*WHAT YOU SHOULD DO*
Write out all of the lines below, exactly and completely.

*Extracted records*
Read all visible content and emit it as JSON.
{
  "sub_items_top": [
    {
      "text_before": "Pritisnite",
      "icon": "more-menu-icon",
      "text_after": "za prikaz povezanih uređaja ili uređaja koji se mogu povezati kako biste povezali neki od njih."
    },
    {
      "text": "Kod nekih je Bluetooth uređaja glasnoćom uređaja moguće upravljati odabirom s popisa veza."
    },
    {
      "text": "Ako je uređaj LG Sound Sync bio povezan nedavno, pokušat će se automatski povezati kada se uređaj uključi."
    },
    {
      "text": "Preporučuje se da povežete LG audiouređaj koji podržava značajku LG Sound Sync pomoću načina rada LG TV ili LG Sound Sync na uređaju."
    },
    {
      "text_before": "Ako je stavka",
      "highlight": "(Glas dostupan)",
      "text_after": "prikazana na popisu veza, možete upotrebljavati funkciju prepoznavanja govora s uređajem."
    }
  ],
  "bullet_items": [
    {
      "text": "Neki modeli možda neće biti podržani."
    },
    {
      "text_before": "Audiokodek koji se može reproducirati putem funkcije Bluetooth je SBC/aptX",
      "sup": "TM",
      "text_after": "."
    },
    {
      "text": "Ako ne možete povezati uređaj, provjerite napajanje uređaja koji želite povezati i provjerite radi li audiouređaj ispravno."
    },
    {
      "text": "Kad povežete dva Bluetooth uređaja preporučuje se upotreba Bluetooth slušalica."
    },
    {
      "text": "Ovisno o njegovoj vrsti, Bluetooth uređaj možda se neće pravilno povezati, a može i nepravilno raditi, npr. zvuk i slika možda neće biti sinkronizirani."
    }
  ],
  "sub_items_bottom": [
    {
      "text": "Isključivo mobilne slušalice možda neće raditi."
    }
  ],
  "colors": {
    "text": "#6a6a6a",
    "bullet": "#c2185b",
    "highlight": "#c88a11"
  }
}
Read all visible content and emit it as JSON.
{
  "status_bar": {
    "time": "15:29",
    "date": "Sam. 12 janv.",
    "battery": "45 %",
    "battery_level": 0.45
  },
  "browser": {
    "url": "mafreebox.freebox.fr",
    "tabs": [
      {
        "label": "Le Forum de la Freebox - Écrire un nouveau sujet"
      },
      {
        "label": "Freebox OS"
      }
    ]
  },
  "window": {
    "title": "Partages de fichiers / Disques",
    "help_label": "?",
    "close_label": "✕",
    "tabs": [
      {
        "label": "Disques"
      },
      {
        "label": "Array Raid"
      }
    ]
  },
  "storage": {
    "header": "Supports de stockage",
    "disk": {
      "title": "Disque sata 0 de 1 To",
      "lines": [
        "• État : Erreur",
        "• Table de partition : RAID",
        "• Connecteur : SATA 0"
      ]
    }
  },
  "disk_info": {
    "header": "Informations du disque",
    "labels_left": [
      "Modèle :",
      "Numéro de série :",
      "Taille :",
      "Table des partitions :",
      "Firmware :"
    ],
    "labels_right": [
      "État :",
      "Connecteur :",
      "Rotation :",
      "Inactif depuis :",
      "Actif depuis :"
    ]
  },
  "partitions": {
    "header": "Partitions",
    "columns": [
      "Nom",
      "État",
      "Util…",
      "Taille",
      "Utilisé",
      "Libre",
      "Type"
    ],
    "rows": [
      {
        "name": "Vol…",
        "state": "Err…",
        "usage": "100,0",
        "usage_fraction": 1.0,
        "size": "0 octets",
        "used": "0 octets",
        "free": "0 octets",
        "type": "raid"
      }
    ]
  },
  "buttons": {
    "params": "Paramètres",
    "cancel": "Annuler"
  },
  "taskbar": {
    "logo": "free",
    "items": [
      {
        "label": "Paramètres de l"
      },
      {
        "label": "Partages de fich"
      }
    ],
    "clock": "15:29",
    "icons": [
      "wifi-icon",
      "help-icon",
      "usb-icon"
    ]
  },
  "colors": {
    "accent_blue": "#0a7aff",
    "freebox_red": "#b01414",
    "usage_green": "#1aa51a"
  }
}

*FULL SOLUTION*
Read all visible content and emit it as JSON.
{
  "sub_items_top": [
    {
      "text_before": "Pritisnite",
      "icon": "more-menu-icon",
      "text_after": "za prikaz povezanih uređaja ili uređaja koji se mogu povezati kako biste povezali neki od njih."
    },
    {
      "text": "Kod nekih je Bluetooth uređaja glasnoćom uređaja moguće upravljati odabirom s popisa veza."
    },
    {
      "text": "Ako je uređaj LG Sound Sync bio povezan nedavno, pokušat će se automatski povezati kada se uređaj uključi."
    },
    {
      "text": "Preporučuje se da povežete LG audiouređaj koji podržava značajku LG Sound Sync pomoću načina rada LG TV ili LG Sound Sync na uređaju."
    },
    {
      "text_before": "Ako je stavka",
      "highlight": "(Glas dostupan)",
      "text_after": "prikazana na popisu veza, možete upotrebljavati funkciju prepoznavanja govora s uređajem."
    }
  ],
  "bullet_items": [
    {
      "text": "Neki modeli možda neće biti podržani."
    },
    {
      "text_before": "Audiokodek koji se može reproducirati putem funkcije Bluetooth je SBC/aptX",
      "sup": "TM",
      "text_after": "."
    },
    {
      "text": "Ako ne možete povezati uređaj, provjerite napajanje uređaja koji želite povezati i provjerite radi li audiouređaj ispravno."
    },
    {
      "text": "Kad povežete dva Bluetooth uređaja preporučuje se upotreba Bluetooth slušalica."
    },
    {
      "text": "Ovisno o njegovoj vrsti, Bluetooth uređaj možda se neće pravilno povezati, a može i nepravilno raditi, npr. zvuk i slika možda neće biti sinkronizirani."
    }
  ],
  "sub_items_bottom": [
    {
      "text": "Isključivo mobilne slušalice možda neće raditi."
    }
  ],
  "colors": {
    "text": "#6a6a6a",
    "bullet": "#c2185b",
    "highlight": "#c88a11"
  }
}
Read all visible content and emit it as JSON.
{
  "status_bar": {
    "time": "15:29",
    "date": "Sam. 12 janv.",
    "battery": "45 %",
    "battery_level": 0.45
  },
  "browser": {
    "url": "mafreebox.freebox.fr",
    "tabs": [
      {
        "label": "Le Forum de la Freebox - Écrire un nouveau sujet"
      },
      {
        "label": "Freebox OS"
      }
    ]
  },
  "window": {
    "title": "Partages de fichiers / Disques",
    "help_label": "?",
    "close_label": "✕",
    "tabs": [
      {
        "label": "Disques"
      },
      {
        "label": "Array Raid"
      }
    ]
  },
  "storage": {
    "header": "Supports de stockage",
    "disk": {
      "title": "Disque sata 0 de 1 To",
      "lines": [
        "• État : Erreur",
        "• Table de partition : RAID",
        "• Connecteur : SATA 0"
      ]
    }
  },
  "disk_info": {
    "header": "Informations du disque",
    "labels_left": [
      "Modèle :",
      "Numéro de série :",
      "Taille :",
      "Table des partitions :",
      "Firmware :"
    ],
    "labels_right": [
      "État :",
      "Connecteur :",
      "Rotation :",
      "Inactif depuis :",
      "Actif depuis :"
    ]
  },
  "partitions": {
    "header": "Partitions",
    "columns": [
      "Nom",
      "État",
      "Util…",
      "Taille",
      "Utilisé",
      "Libre",
      "Type"
    ],
    "rows": [
      {
        "name": "Vol…",
        "state": "Err…",
        "usage": "100,0",
        "usage_fraction": 1.0,
        "size": "0 octets",
        "used": "0 octets",
        "free": "0 octets",
        "type": "raid"
      }
    ]
  },
  "buttons": {
    "params": "Paramètres",
    "cancel": "Annuler"
  },
  "taskbar": {
    "logo": "free",
    "items": [
      {
        "label": "Paramètres de l"
      },
      {
        "label": "Partages de fich"
      }
    ],
    "clock": "15:29",
    "icons": [
      "wifi-icon",
      "help-icon",
      "usb-icon"
    ]
  },
  "colors": {
    "accent_blue": "#0a7aff",
    "freebox_red": "#b01414",
    "usage_green": "#1aa51a"
  }
}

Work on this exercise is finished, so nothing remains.